# SOURCE DOCUMENT:
◆ ◆ ◆ ◆ ◆ ◆ ◆

10. Cross-ordered delivery
You each order for the other one, without saying a word, and you discover the meal at the same time when the doorbell rings. The sushi she loves, the burger he's been daydreaming about for two weeks. The gesture is worth far more than the twelve dollars.
11. The remote museum
Google Arts & Culture gives you virtual tours of the Uffizi, the British Museum, the Musée d'Orsay. You share your screen, each of you stops at whatever pulls you in, the other one comments. It also works beautifully at midnight, glass of wine in hand.
12. Parallel drawing
Twenty minutes on the clock, same subject (your last vacation, the other person on the call, a piece of fruit on the table). At the end, you each show your version. Neither of you can really draw. That's exactly the point.
13. The two-player quiz
PsyCatGames has a free "couple quiz" generator, TheCoupleApp and Lasting offer deeper questions. You can also grab a notebook and write your own (five you've never asked, five about the future, five absurd ones), or pull from our 80 questions for long-distance couples.
14. The traded playlist
Each of you builds an eight-track playlist for the other, to listen to together on the call. No skipping, you listen all the way through, and you each say why a track was picked. It's more intimate than it sounds, and it surfaces layers no "what's new" ever opens.
15. The next trip
You open Google Maps on a shared screen and you plan the next visit together. The street to take, the café you want to try, the neighborhood you'll wander through in the morning. Building anticipation, that's what long-distance couples learn to savor.
Just being together, when you've got nothing to say
For the nights when you have nothing to say, and he doesn't either. That's okay, and actually healthy.
16. Falling asleep on call
One of you is still mid-evening, the other is going to bed. You leave the camera on, mic muted or very low, and you fall asleep with their breathing in the room. It's the gentlest idea on this list, and the one long-distance couples who last come back to most often.

◆ ◆ ◆ ◆ ◆ ◆ ◆

(Page layout parsing data)

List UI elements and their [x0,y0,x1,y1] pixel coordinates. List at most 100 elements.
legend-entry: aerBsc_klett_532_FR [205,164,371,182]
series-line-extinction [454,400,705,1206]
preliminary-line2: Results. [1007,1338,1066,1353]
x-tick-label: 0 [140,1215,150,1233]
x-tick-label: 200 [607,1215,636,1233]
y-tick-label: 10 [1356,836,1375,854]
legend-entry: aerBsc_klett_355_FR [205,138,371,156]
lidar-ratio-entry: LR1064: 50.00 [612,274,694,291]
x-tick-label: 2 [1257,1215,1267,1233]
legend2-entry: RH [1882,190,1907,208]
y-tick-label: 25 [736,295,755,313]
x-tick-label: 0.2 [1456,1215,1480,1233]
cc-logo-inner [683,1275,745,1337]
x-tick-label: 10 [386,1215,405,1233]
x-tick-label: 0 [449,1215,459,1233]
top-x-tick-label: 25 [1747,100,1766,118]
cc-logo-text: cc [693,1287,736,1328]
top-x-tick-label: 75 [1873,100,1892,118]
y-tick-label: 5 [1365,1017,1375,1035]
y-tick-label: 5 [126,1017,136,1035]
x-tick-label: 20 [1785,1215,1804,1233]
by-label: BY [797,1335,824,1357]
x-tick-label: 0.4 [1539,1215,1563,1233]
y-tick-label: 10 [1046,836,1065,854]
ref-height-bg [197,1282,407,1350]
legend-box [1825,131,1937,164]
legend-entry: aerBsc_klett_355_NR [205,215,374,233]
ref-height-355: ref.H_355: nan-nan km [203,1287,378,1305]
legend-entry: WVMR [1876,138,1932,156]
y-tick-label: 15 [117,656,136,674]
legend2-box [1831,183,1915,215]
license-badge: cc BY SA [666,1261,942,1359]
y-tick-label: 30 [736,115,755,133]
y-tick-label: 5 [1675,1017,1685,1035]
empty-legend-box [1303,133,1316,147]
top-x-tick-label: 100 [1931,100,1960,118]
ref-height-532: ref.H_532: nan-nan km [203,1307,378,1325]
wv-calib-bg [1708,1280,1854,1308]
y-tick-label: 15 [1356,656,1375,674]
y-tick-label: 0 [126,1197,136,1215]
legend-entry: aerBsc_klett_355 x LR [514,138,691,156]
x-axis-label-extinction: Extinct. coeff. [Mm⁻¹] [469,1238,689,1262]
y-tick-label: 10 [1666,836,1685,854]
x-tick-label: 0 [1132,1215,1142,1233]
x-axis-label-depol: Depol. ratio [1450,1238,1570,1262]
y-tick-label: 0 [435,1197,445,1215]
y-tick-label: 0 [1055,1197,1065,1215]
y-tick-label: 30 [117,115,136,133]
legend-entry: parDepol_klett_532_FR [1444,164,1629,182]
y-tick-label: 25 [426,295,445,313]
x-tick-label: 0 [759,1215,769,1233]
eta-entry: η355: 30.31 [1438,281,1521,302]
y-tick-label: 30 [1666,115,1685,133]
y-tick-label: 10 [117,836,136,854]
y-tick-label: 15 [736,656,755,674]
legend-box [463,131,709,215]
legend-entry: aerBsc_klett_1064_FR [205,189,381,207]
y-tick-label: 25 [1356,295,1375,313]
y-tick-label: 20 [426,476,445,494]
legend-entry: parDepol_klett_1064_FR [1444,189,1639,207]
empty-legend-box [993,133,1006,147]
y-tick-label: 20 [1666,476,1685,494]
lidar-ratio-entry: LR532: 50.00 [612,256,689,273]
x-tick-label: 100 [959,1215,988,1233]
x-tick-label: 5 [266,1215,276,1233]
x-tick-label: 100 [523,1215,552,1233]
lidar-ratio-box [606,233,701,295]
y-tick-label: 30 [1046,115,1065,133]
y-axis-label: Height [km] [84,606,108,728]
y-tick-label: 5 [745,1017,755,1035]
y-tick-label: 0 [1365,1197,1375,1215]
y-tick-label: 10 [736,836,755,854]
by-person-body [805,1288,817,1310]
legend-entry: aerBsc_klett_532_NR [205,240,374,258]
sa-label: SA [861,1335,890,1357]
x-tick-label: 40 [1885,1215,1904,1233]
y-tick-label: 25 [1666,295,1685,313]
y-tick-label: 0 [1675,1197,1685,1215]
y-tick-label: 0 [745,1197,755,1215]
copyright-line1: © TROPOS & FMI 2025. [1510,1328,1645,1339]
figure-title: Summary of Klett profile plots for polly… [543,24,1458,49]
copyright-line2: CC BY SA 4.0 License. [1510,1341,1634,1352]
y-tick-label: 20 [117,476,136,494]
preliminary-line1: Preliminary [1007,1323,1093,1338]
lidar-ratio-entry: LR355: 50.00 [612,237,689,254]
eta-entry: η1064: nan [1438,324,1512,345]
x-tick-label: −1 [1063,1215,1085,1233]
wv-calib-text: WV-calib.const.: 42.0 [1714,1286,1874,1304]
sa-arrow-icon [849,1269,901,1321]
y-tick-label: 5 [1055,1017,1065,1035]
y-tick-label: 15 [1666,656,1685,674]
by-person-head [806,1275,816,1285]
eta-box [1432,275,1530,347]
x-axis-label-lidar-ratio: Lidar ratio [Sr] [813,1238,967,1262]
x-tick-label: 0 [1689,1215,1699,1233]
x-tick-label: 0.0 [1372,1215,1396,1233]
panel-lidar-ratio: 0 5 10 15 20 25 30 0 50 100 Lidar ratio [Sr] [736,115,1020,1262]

◆ ◆ ◆ ◆ ◆ ◆ ◆

# WHAT YOU HAVE TO DO:
Sum up the list of ideas for long-distance couples in two sentences. You won't need the rows for this.

# OUTPUT OF THE TASK:
The list suggests things long-distance couples can do together: ordering delivery for each other, touring museums online on a shared screen, drawing the same subject in twenty minutes, doing a couple quiz, trading eight-track playlists, and planning the next visit on Google Maps. For nights when neither has anything to say, it suggests falling asleep on call with the camera on, which it calls the gentlest idea and the one lasting couples come back to most often.